## REQUIREMENTS:
Your task is to repeat the entries underneath exactly, minus the pictures.
-- start MATERIAL PROVIDED --
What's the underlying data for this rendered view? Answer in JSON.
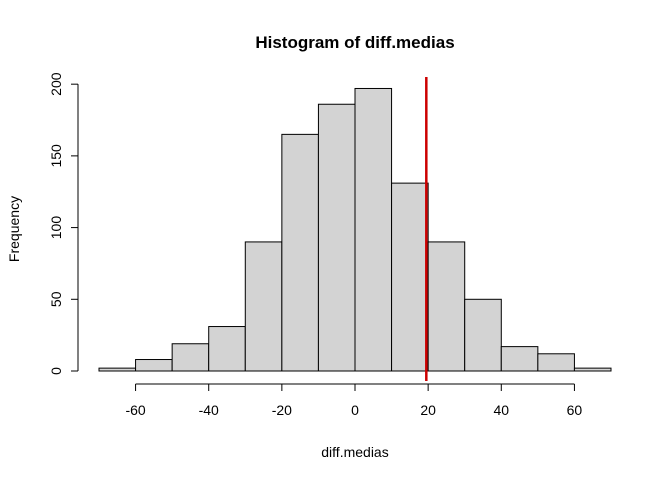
{
  "chart_data": {
    "type": "bar",
    "title": "Histogram of diff.medias",
    "xlabel": "diff.medias",
    "ylabel": "Frequency",
    "bins": [
      {
        "from": -70,
        "to": -60,
        "count": 2
      },
      {
        "from": -60,
        "to": -50,
        "count": 8
      },
      {
        "from": -50,
        "to": -40,
        "count": 19
      },
      {
        "from": -40,
        "to": -30,
        "count": 31
      },
      {
        "from": -30,
        "to": -20,
        "count": 90
      },
      {
        "from": -20,
        "to": -10,
        "count": 165
      },
      {
        "from": -10,
        "to": 0,
        "count": 186
      },
      {
        "from": 0,
        "to": 10,
        "count": 197
      },
      {
        "from": 10,
        "to": 20,
        "count": 131
      },
      {
        "from": 20,
        "to": 30,
        "count": 90
      },
      {
        "from": 30,
        "to": 40,
        "count": 50
      },
      {
        "from": 40,
        "to": 50,
        "count": 17
      },
      {
        "from": 50,
        "to": 60,
        "count": 12
      },
      {
        "from": 60,
        "to": 70,
        "count": 2
      }
    ],
    "xlim": [
      -70,
      70
    ],
    "ylim": [
      0,
      205
    ],
    "x_ticks": [
      -60,
      -40,
      -20,
      0,
      20,
      40,
      60
    ],
    "x_tick_labels": [
      "-60",
      "-40",
      "-20",
      "0",
      "20",
      "40",
      "60"
    ],
    "y_ticks": [
      0,
      50,
      100,
      150,
      200
    ],
    "y_tick_labels": [
      "0",
      "50",
      "100",
      "150",
      "200"
    ],
    "bar_fill": "#d3d3d3",
    "bar_stroke": "#000000",
    "reference_line": {
      "x": 19.5,
      "color": "#cc0000"
    },
    "grid": false,
    "legend": "none"
  }
}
-- end MATERIAL PROVIDED --
## IN RESPONSE:
What's the underlying data for this rendered view? Answer in JSON.
{
  "chart_data": {
    "type": "bar",
    "title": "Histogram of diff.medias",
    "xlabel": "diff.medias",
    "ylabel": "Frequency",
    "bins": [
      {
        "from": -70,
        "to": -60,
        "count": 2
      },
      {
        "from": -60,
        "to": -50,
        "count": 8
      },
      {
        "from": -50,
        "to": -40,
        "count": 19
      },
      {
        "from": -40,
        "to": -30,
        "count": 31
      },
      {
        "from": -30,
        "to": -20,
        "count": 90
      },
      {
        "from": -20,
        "to": -10,
        "count": 165
      },
      {
        "from": -10,
        "to": 0,
        "count": 186
      },
      {
        "from": 0,
        "to": 10,
        "count": 197
      },
      {
        "from": 10,
        "to": 20,
        "count": 131
      },
      {
        "from": 20,
        "to": 30,
        "count": 90
      },
      {
        "from": 30,
        "to": 40,
        "count": 50
      },
      {
        "from": 40,
        "to": 50,
        "count": 17
      },
      {
        "from": 50,
        "to": 60,
        "count": 12
      },
      {
        "from": 60,
        "to": 70,
        "count": 2
      }
    ],
    "xlim": [
      -70,
      70
    ],
    "ylim": [
      0,
      205
    ],
    "x_ticks": [
      -60,
      -40,
      -20,
      0,
      20,
      40,
      60
    ],
    "x_tick_labels": [
      "-60",
      "-40",
      "-20",
      "0",
      "20",
      "40",
      "60"
    ],
    "y_ticks": [
      0,
      50,
      100,
      150,
      200
    ],
    "y_tick_labels": [
      "0",
      "50",
      "100",
      "150",
      "200"
    ],
    "bar_fill": "#d3d3d3",
    "bar_stroke": "#000000",
    "reference_line": {
      "x": 19.5,
      "color": "#cc0000"
    },
    "grid": false,
    "legend": "none"
  }
}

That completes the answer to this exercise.